Dataset entries:
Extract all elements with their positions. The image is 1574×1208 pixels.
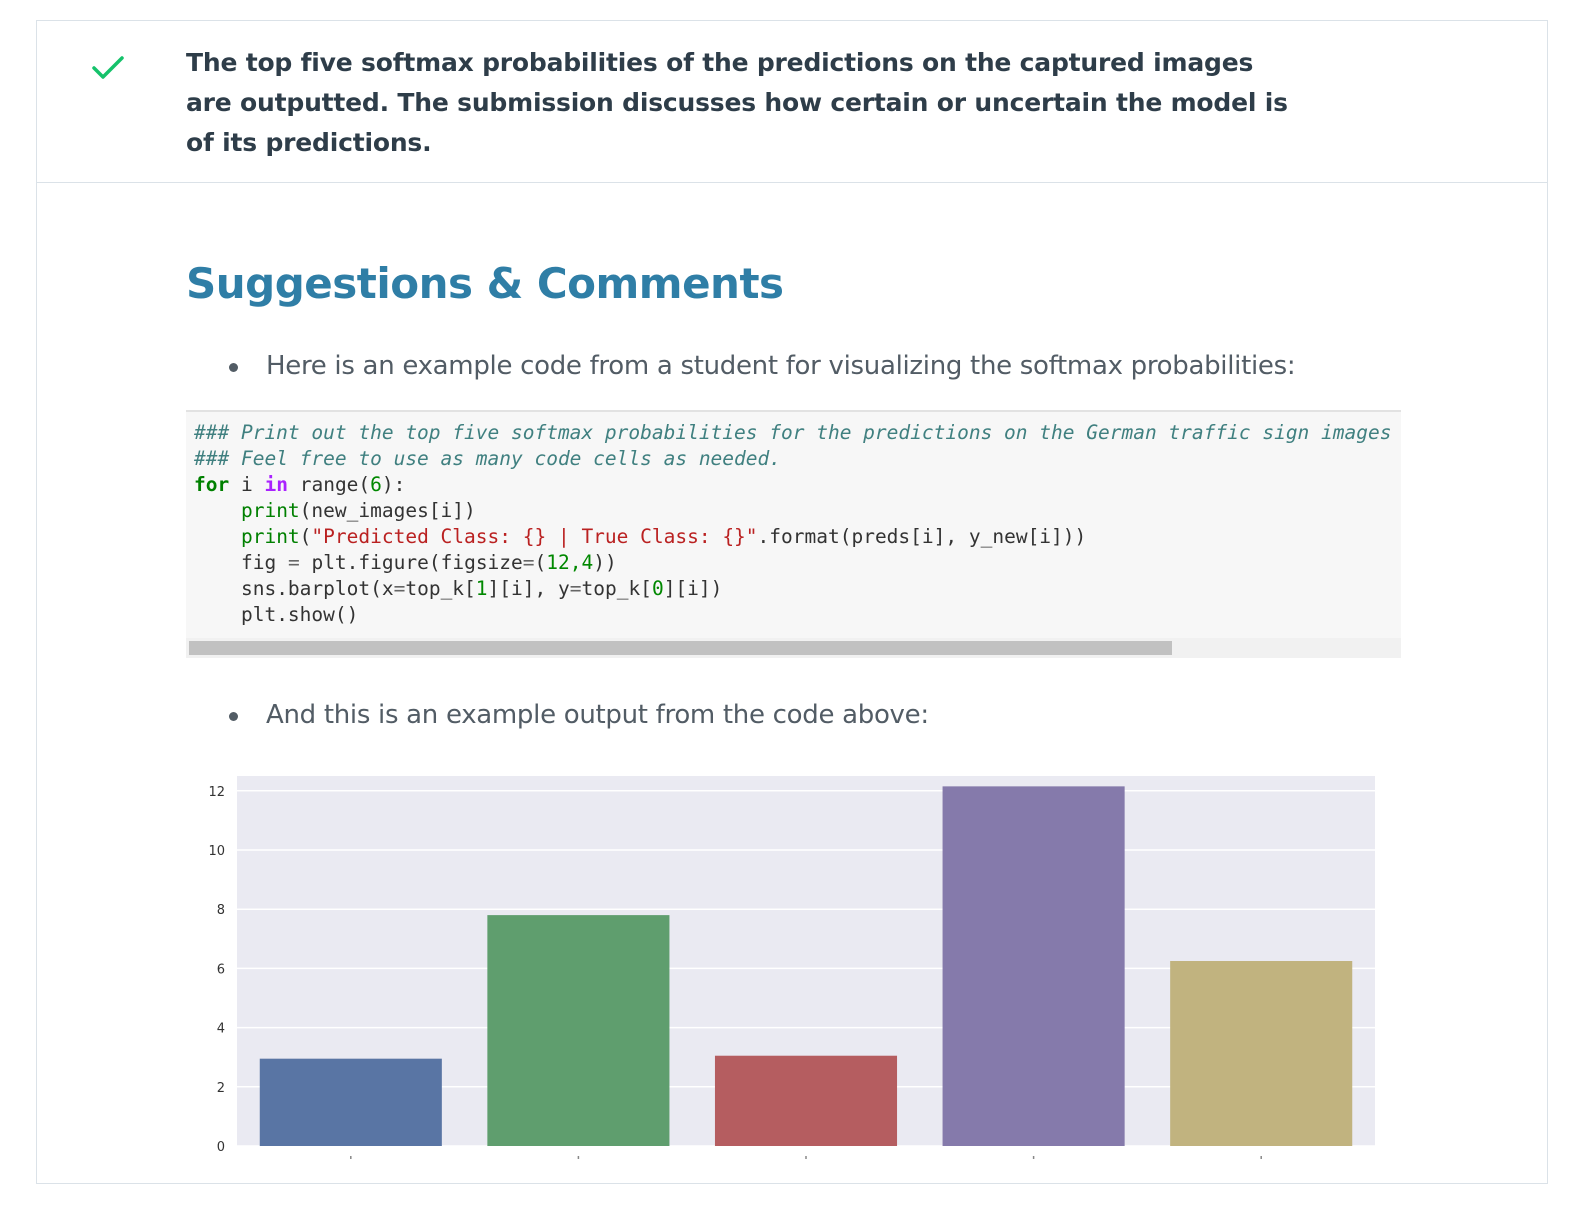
code-keyword: in	[264, 473, 288, 496]
code-args: .format(preds[i], y_new[i]))	[757, 525, 1087, 548]
bullet-dot	[229, 363, 238, 372]
code-number: 12,4	[546, 551, 594, 574]
bar-chart-svg: 0 2 4 6 8 10 12	[208, 776, 1375, 1159]
bar	[259, 1058, 442, 1146]
code-call: plt.show()	[240, 603, 359, 626]
softmax-bar-chart: 0 2 4 6 8 10 12	[197, 771, 1397, 1171]
code-call: plt.figure(figsize	[311, 551, 523, 574]
review-panel: The top five softmax probabilities of th…	[36, 20, 1548, 1184]
code-horizontal-scrollbar[interactable]	[186, 638, 1401, 658]
code-block[interactable]: ### Print out the top five softmax proba…	[186, 410, 1401, 658]
code-keyword: for	[194, 473, 230, 496]
bar	[487, 915, 670, 1146]
code-var: fig	[240, 551, 277, 574]
code-var: i	[240, 473, 253, 496]
y-tick-label: 12	[208, 785, 225, 800]
rubric-criterion: The top five softmax probabilities of th…	[37, 21, 1547, 183]
y-tick-label: 10	[208, 844, 225, 859]
code-content: ### Print out the top five softmax proba…	[194, 421, 1392, 626]
code-builtin: print	[240, 499, 300, 522]
bar	[942, 786, 1125, 1146]
code-number: 6	[370, 473, 382, 496]
y-tick-label: 8	[217, 903, 225, 918]
y-tick-label: 4	[217, 1022, 225, 1037]
code-args: top_k[	[581, 577, 652, 600]
bullet-text: Here is an example code from a student f…	[266, 351, 1296, 381]
suggestion-bullet: And this is an example output from the c…	[229, 697, 1429, 733]
bar	[714, 1055, 898, 1146]
criterion-text: The top five softmax probabilities of th…	[186, 48, 1288, 157]
y-tick-label: 6	[217, 962, 225, 977]
bar	[1170, 961, 1353, 1146]
code-args: ][i])	[663, 577, 723, 600]
code-args: top_k[	[405, 577, 476, 600]
code-args: ][i], y	[487, 577, 570, 600]
suggestion-bullet: Here is an example code from a student f…	[229, 348, 1429, 384]
code-call: sns.barplot(x	[240, 577, 394, 600]
y-tick-label: 0	[217, 1140, 225, 1155]
code-builtin: print	[240, 525, 300, 548]
code-number: 1	[475, 577, 488, 600]
scrollbar-thumb[interactable]	[189, 641, 1172, 655]
y-tick-label: 2	[217, 1081, 225, 1096]
code-comment: ### Print out the top five softmax proba…	[194, 421, 1392, 444]
code-number: 0	[651, 577, 664, 600]
code-string: "Predicted Class: {} | True Class: {}"	[311, 525, 758, 548]
check-icon	[92, 56, 124, 79]
code-comment: ### Feel free to use as many code cells …	[194, 447, 781, 470]
suggestions-heading: Suggestions & Comments	[186, 259, 784, 308]
code-args: new_images[i]	[311, 499, 465, 522]
bullet-dot	[229, 712, 238, 721]
code-func: range	[299, 473, 359, 496]
bullet-text: And this is an example output from the c…	[266, 700, 929, 730]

*Aim of the task*
Transcribe the records verbatim and omit the images.

*Your solution*
Extract all elements with their positions. The image is 1574×1208 pixels.
code-keyword: in	[264, 473, 288, 496]
code-args: .format(preds[i], y_new[i]))	[757, 525, 1087, 548]
bullet-dot	[229, 363, 238, 372]
code-number: 12,4	[546, 551, 594, 574]
bar-chart-svg: 0 2 4 6 8 10 12	[208, 776, 1375, 1159]
bar	[259, 1058, 442, 1146]
code-call: plt.show()	[240, 603, 359, 626]
softmax-bar-chart: 0 2 4 6 8 10 12	[197, 771, 1397, 1171]
code-call: plt.figure(figsize	[311, 551, 523, 574]
review-panel: The top five softmax probabilities of th…	[36, 20, 1548, 1184]
code-horizontal-scrollbar[interactable]	[186, 638, 1401, 658]
code-block[interactable]: ### Print out the top five softmax proba…	[186, 410, 1401, 658]
code-keyword: for	[194, 473, 230, 496]
bar	[487, 915, 670, 1146]
code-var: fig	[240, 551, 277, 574]
code-var: i	[240, 473, 253, 496]
y-tick-label: 12	[208, 785, 225, 800]
rubric-criterion: The top five softmax probabilities of th…	[37, 21, 1547, 183]
y-tick-label: 10	[208, 844, 225, 859]
code-content: ### Print out the top five softmax proba…	[194, 421, 1392, 626]
code-builtin: print	[240, 499, 300, 522]
bar	[942, 786, 1125, 1146]
code-number: 6	[370, 473, 382, 496]
y-tick-label: 8	[217, 903, 225, 918]
y-tick-label: 4	[217, 1022, 225, 1037]
code-args: top_k[	[581, 577, 652, 600]
bullet-text: Here is an example code from a student f…	[266, 351, 1296, 381]
suggestion-bullet: And this is an example output from the c…	[229, 697, 1429, 733]
bar	[714, 1055, 898, 1146]
criterion-text: The top five softmax probabilities of th…	[186, 48, 1288, 157]
y-tick-label: 6	[217, 962, 225, 977]
bar	[1170, 961, 1353, 1146]
code-args: ][i])	[663, 577, 723, 600]
code-args: top_k[	[405, 577, 476, 600]
code-args: ][i], y	[487, 577, 570, 600]
suggestion-bullet: Here is an example code from a student f…	[229, 348, 1429, 384]
code-call: sns.barplot(x	[240, 577, 394, 600]
y-tick-label: 0	[217, 1140, 225, 1155]
code-builtin: print	[240, 525, 300, 548]
code-number: 1	[475, 577, 488, 600]
scrollbar-thumb[interactable]	[189, 641, 1172, 655]
y-tick-label: 2	[217, 1081, 225, 1096]
code-comment: ### Print out the top five softmax proba…	[194, 421, 1392, 444]
code-number: 0	[651, 577, 664, 600]
code-string: "Predicted Class: {} | True Class: {}"	[311, 525, 758, 548]
check-icon	[92, 56, 124, 79]
code-comment: ### Feel free to use as many code cells …	[194, 447, 781, 470]
suggestions-heading: Suggestions & Comments	[186, 259, 784, 308]
code-args: new_images[i]	[311, 499, 465, 522]
bullet-dot	[229, 712, 238, 721]
code-func: range	[299, 473, 359, 496]
bullet-text: And this is an example output from the c…	[266, 700, 929, 730]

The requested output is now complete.